■ **TASK GOAL**
Collect every line of the records below that contains the word "same".

-- SOURCE DATA start --

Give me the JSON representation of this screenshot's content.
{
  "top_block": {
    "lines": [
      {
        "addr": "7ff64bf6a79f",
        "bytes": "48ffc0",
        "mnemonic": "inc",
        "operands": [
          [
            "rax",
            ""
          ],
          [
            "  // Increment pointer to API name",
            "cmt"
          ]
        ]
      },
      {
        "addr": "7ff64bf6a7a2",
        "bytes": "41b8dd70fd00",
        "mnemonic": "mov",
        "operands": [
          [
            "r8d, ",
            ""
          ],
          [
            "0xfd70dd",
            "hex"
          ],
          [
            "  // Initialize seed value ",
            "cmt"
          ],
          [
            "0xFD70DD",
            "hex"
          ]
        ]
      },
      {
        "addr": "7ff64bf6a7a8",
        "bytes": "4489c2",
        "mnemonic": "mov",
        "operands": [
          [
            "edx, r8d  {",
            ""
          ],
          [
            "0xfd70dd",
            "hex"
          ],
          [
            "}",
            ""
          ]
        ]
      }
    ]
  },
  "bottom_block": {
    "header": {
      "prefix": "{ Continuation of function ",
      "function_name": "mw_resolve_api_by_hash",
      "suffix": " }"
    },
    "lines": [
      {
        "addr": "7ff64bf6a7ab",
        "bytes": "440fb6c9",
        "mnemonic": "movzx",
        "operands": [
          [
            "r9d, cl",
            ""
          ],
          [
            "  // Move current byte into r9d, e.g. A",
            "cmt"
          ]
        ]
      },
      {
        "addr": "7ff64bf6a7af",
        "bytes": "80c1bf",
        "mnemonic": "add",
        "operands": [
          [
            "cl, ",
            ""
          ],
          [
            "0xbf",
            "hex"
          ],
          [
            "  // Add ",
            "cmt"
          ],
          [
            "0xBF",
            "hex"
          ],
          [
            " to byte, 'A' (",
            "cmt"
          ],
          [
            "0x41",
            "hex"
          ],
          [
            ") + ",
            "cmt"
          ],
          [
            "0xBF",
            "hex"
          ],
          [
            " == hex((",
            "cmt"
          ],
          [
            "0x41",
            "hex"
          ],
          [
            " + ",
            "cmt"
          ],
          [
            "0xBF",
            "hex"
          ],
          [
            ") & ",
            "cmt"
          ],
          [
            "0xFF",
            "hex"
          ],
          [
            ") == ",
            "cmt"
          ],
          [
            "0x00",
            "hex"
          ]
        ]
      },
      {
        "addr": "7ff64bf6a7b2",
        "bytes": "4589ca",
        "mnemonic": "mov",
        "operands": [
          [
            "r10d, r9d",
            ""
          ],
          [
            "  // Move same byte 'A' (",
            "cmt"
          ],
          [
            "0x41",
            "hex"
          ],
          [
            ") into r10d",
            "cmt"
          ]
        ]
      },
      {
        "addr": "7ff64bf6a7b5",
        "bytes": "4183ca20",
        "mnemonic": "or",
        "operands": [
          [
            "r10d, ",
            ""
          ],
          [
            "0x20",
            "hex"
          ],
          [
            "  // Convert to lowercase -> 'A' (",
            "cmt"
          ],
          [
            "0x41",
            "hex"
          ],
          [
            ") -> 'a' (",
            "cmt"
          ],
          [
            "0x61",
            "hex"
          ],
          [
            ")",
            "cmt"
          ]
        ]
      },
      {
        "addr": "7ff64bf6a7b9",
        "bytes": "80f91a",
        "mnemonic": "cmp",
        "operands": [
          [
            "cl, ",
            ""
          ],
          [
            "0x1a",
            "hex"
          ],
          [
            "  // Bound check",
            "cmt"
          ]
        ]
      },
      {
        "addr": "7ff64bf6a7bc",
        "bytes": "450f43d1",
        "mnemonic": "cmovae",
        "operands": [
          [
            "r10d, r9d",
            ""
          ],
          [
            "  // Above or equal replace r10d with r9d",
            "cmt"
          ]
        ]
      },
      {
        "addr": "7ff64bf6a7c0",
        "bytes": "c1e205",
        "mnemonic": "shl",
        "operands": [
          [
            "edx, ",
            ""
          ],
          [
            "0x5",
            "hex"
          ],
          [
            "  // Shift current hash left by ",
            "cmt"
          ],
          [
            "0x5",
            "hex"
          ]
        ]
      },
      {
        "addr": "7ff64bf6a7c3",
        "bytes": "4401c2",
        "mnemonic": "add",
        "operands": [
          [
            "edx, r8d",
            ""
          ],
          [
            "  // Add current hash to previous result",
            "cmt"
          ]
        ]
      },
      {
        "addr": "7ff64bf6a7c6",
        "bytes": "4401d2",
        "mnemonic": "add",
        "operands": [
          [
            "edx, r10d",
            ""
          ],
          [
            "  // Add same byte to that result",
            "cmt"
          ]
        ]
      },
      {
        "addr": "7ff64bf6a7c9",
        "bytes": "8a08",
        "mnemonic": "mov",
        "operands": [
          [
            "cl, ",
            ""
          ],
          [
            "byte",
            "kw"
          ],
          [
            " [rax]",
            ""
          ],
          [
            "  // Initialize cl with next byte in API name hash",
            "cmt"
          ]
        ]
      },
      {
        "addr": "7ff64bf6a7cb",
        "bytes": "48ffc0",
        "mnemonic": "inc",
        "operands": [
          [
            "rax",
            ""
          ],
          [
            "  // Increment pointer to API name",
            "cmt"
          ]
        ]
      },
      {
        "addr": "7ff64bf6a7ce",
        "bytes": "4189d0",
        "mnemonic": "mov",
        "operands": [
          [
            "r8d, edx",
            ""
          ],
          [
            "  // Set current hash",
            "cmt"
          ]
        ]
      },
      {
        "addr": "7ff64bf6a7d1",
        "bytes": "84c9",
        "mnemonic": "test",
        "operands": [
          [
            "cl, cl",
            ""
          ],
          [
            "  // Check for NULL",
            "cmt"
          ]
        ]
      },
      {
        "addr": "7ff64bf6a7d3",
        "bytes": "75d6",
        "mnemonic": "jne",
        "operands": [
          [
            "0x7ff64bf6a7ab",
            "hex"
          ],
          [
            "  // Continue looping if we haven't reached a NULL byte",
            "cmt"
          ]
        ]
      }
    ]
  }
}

-- SOURCE DATA end --

■ **ANSWER TO THIS TASK**
            "  // Move same byte 'A' (",
            "  // Add same byte to that result",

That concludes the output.